## PROBLEM DETAILS
Locate all lines in the data below that hold "KOMIL" and show them.

------ ROWS

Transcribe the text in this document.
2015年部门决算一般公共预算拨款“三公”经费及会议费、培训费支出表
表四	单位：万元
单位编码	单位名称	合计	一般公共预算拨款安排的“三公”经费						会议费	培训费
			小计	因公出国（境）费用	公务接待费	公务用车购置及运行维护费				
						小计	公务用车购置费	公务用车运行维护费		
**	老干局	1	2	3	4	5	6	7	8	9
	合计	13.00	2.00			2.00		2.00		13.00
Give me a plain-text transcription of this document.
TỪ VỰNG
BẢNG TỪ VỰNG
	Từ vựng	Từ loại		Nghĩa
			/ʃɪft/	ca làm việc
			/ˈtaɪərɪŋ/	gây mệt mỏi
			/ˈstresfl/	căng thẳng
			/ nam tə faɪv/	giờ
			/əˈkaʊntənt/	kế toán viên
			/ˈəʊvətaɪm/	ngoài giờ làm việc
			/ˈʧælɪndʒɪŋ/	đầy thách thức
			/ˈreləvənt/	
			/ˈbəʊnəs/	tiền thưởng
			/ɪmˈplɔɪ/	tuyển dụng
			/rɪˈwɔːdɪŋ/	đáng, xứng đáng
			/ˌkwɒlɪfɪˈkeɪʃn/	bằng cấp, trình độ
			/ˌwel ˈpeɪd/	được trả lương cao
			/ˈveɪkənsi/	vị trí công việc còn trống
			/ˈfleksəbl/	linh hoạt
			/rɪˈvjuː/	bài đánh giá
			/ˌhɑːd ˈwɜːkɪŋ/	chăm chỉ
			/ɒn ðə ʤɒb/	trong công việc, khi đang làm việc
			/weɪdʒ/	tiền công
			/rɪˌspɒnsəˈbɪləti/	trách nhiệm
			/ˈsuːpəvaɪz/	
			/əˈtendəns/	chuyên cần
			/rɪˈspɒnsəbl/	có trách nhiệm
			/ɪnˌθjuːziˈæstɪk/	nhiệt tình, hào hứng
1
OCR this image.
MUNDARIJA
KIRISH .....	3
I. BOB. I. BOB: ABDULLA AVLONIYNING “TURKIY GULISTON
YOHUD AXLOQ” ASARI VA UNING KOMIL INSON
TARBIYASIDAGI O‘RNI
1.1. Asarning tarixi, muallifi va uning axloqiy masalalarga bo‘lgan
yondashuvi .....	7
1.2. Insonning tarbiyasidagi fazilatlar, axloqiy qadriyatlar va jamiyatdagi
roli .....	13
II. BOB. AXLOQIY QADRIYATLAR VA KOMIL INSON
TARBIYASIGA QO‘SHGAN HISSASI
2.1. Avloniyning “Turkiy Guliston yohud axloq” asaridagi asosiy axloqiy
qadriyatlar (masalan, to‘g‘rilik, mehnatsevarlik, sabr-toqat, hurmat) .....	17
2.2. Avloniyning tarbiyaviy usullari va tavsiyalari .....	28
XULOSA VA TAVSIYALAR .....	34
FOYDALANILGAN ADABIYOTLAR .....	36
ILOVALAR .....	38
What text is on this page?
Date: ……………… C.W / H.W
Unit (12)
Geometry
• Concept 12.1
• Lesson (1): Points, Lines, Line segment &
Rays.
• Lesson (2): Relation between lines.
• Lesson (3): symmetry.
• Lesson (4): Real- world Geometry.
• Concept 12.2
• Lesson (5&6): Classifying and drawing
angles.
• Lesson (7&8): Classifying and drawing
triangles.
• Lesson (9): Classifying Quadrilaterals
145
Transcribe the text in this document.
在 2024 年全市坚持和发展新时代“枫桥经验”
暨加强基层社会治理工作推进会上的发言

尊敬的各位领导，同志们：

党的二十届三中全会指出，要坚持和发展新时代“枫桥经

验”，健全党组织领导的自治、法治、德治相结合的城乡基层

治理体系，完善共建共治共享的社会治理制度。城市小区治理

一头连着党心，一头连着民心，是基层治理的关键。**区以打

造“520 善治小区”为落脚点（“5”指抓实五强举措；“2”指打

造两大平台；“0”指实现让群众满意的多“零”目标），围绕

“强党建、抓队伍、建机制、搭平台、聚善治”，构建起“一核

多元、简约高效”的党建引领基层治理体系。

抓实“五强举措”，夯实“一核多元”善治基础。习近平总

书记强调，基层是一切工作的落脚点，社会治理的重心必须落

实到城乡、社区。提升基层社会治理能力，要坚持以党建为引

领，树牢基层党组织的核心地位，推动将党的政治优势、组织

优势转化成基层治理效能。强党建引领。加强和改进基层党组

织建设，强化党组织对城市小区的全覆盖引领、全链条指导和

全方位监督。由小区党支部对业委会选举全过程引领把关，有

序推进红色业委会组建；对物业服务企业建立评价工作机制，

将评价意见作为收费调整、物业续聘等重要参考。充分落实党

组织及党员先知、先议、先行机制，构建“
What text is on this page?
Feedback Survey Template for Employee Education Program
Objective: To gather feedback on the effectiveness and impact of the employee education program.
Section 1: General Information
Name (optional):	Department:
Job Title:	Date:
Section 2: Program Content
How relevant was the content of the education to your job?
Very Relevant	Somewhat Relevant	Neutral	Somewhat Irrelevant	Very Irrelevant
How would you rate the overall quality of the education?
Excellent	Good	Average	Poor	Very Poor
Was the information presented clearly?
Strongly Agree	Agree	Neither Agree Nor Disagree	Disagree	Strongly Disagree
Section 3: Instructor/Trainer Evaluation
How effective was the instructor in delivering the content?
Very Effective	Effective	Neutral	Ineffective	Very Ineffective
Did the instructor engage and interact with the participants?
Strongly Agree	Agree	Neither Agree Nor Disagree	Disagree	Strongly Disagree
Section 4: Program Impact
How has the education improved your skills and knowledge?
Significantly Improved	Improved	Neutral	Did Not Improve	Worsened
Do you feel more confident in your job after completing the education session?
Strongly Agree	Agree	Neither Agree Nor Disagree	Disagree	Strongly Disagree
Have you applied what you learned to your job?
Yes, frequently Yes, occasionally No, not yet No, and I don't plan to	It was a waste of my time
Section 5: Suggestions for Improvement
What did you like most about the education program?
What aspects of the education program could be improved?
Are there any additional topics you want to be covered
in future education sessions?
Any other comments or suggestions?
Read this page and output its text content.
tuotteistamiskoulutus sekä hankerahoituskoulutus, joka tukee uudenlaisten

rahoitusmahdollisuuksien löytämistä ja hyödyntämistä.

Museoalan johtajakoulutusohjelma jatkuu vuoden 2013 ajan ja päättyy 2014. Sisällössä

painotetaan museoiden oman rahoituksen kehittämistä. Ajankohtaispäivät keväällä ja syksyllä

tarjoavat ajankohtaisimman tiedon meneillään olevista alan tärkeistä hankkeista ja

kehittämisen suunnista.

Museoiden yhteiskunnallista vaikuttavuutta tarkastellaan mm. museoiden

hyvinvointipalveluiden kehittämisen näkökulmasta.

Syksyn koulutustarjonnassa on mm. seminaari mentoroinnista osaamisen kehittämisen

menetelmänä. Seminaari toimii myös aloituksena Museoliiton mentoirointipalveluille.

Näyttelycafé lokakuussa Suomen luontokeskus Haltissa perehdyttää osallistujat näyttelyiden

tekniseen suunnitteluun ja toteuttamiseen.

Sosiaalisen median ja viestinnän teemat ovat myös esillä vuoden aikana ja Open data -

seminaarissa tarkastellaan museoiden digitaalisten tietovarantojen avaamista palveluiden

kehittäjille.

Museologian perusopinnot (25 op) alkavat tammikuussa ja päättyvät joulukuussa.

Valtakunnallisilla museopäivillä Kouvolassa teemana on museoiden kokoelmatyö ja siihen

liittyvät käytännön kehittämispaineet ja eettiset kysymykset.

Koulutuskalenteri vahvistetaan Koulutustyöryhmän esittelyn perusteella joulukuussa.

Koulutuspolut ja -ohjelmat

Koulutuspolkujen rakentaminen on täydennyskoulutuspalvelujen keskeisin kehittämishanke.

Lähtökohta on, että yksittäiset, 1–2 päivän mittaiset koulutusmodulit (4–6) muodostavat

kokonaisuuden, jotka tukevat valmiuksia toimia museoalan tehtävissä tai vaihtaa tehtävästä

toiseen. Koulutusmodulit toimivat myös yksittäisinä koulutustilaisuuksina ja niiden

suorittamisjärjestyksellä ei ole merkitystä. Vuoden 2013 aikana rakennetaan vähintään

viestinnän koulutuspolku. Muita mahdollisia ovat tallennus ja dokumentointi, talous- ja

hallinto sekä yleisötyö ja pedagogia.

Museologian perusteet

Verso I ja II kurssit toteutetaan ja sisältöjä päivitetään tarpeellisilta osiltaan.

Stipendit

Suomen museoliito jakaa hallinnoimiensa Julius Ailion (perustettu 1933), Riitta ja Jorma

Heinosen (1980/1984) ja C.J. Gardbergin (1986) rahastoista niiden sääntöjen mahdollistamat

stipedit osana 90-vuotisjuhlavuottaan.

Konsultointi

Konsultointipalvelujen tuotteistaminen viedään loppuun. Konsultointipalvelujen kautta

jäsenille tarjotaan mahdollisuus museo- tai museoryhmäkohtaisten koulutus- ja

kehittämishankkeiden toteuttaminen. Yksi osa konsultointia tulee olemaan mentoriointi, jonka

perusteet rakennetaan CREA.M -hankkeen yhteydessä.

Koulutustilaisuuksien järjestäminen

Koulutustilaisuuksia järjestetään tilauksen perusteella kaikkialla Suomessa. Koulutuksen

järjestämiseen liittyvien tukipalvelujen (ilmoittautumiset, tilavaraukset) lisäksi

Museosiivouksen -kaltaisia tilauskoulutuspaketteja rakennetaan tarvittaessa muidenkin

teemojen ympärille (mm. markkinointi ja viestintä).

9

------------

## RESULT
YOHUD AXLOQ” ASARI VA UNING KOMIL INSON
II. BOB. AXLOQIY QADRIYATLAR VA KOMIL INSON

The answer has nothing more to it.